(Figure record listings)
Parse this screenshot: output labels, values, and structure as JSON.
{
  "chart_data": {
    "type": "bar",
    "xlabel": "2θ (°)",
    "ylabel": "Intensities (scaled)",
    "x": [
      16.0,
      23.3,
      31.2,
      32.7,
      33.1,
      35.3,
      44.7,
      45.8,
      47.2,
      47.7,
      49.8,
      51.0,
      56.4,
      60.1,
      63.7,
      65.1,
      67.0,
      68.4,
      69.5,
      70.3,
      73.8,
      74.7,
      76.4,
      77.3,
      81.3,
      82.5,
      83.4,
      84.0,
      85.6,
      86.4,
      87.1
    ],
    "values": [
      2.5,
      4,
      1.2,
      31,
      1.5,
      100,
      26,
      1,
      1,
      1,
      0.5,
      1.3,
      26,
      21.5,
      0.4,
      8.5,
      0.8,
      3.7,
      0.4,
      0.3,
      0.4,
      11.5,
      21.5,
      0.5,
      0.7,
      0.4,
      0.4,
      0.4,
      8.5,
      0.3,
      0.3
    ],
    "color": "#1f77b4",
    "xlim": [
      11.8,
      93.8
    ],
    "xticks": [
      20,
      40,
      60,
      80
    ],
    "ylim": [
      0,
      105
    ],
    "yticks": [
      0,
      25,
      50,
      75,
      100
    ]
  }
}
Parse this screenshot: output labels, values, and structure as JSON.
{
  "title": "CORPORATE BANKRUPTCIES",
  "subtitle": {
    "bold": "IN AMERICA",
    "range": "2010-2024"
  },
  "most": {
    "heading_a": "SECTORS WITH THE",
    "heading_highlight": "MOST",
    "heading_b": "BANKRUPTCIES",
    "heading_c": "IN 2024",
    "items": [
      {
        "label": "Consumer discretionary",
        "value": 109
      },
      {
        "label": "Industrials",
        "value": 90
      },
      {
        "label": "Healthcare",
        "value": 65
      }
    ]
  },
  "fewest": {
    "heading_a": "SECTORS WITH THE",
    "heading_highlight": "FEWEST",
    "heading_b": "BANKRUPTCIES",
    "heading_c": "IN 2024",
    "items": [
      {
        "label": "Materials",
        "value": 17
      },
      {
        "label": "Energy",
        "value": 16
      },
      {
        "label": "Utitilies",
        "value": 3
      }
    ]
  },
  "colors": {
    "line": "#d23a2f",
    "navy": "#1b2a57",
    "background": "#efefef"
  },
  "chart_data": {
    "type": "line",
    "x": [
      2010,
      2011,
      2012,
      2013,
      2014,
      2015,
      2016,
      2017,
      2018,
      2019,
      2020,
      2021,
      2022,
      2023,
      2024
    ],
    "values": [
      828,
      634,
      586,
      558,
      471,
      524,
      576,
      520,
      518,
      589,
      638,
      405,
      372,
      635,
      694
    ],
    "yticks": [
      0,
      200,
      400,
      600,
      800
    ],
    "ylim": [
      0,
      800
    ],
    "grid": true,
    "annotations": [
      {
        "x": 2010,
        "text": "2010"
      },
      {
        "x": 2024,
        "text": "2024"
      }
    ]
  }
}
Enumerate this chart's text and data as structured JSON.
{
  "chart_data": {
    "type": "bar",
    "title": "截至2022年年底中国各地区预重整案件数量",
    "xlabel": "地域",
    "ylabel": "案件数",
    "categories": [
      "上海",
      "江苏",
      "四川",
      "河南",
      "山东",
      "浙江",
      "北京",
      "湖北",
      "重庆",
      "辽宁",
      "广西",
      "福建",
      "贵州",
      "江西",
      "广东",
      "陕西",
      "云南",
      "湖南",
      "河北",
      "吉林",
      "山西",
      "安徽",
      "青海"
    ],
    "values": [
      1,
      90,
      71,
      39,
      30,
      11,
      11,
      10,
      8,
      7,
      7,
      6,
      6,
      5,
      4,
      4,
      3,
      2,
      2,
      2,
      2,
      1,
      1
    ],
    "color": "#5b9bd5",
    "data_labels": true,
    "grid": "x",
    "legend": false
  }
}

▶ **Required task**
Extract the complete set of records unchanged.

▶ **Final result**
Parse this screenshot: output labels, values, and structure as JSON.
{
  "chart_data": {
    "type": "bar",
    "xlabel": "2θ (°)",
    "ylabel": "Intensities (scaled)",
    "x": [
      16.0,
      23.3,
      31.2,
      32.7,
      33.1,
      35.3,
      44.7,
      45.8,
      47.2,
      47.7,
      49.8,
      51.0,
      56.4,
      60.1,
      63.7,
      65.1,
      67.0,
      68.4,
      69.5,
      70.3,
      73.8,
      74.7,
      76.4,
      77.3,
      81.3,
      82.5,
      83.4,
      84.0,
      85.6,
      86.4,
      87.1
    ],
    "values": [
      2.5,
      4,
      1.2,
      31,
      1.5,
      100,
      26,
      1,
      1,
      1,
      0.5,
      1.3,
      26,
      21.5,
      0.4,
      8.5,
      0.8,
      3.7,
      0.4,
      0.3,
      0.4,
      11.5,
      21.5,
      0.5,
      0.7,
      0.4,
      0.4,
      0.4,
      8.5,
      0.3,
      0.3
    ],
    "color": "#1f77b4",
    "xlim": [
      11.8,
      93.8
    ],
    "xticks": [
      20,
      40,
      60,
      80
    ],
    "ylim": [
      0,
      105
    ],
    "yticks": [
      0,
      25,
      50,
      75,
      100
    ]
  }
}
Parse this screenshot: output labels, values, and structure as JSON.
{
  "title": "CORPORATE BANKRUPTCIES",
  "subtitle": {
    "bold": "IN AMERICA",
    "range": "2010-2024"
  },
  "most": {
    "heading_a": "SECTORS WITH THE",
    "heading_highlight": "MOST",
    "heading_b": "BANKRUPTCIES",
    "heading_c": "IN 2024",
    "items": [
      {
        "label": "Consumer discretionary",
        "value": 109
      },
      {
        "label": "Industrials",
        "value": 90
      },
      {
        "label": "Healthcare",
        "value": 65
      }
    ]
  },
  "fewest": {
    "heading_a": "SECTORS WITH THE",
    "heading_highlight": "FEWEST",
    "heading_b": "BANKRUPTCIES",
    "heading_c": "IN 2024",
    "items": [
      {
        "label": "Materials",
        "value": 17
      },
      {
        "label": "Energy",
        "value": 16
      },
      {
        "label": "Utitilies",
        "value": 3
      }
    ]
  },
  "colors": {
    "line": "#d23a2f",
    "navy": "#1b2a57",
    "background": "#efefef"
  },
  "chart_data": {
    "type": "line",
    "x": [
      2010,
      2011,
      2012,
      2013,
      2014,
      2015,
      2016,
      2017,
      2018,
      2019,
      2020,
      2021,
      2022,
      2023,
      2024
    ],
    "values": [
      828,
      634,
      586,
      558,
      471,
      524,
      576,
      520,
      518,
      589,
      638,
      405,
      372,
      635,
      694
    ],
    "yticks": [
      0,
      200,
      400,
      600,
      800
    ],
    "ylim": [
      0,
      800
    ],
    "grid": true,
    "annotations": [
      {
        "x": 2010,
        "text": "2010"
      },
      {
        "x": 2024,
        "text": "2024"
      }
    ]
  }
}
Enumerate this chart's text and data as structured JSON.
{
  "chart_data": {
    "type": "bar",
    "title": "截至2022年年底中国各地区预重整案件数量",
    "xlabel": "地域",
    "ylabel": "案件数",
    "categories": [
      "上海",
      "江苏",
      "四川",
      "河南",
      "山东",
      "浙江",
      "北京",
      "湖北",
      "重庆",
      "辽宁",
      "广西",
      "福建",
      "贵州",
      "江西",
      "广东",
      "陕西",
      "云南",
      "湖南",
      "河北",
      "吉林",
      "山西",
      "安徽",
      "青海"
    ],
    "values": [
      1,
      90,
      71,
      39,
      30,
      11,
      11,
      10,
      8,
      7,
      7,
      6,
      6,
      5,
      4,
      4,
      3,
      2,
      2,
      2,
      2,
      1,
      1
    ],
    "color": "#5b9bd5",
    "data_labels": true,
    "grid": "x",
    "legend": false
  }
}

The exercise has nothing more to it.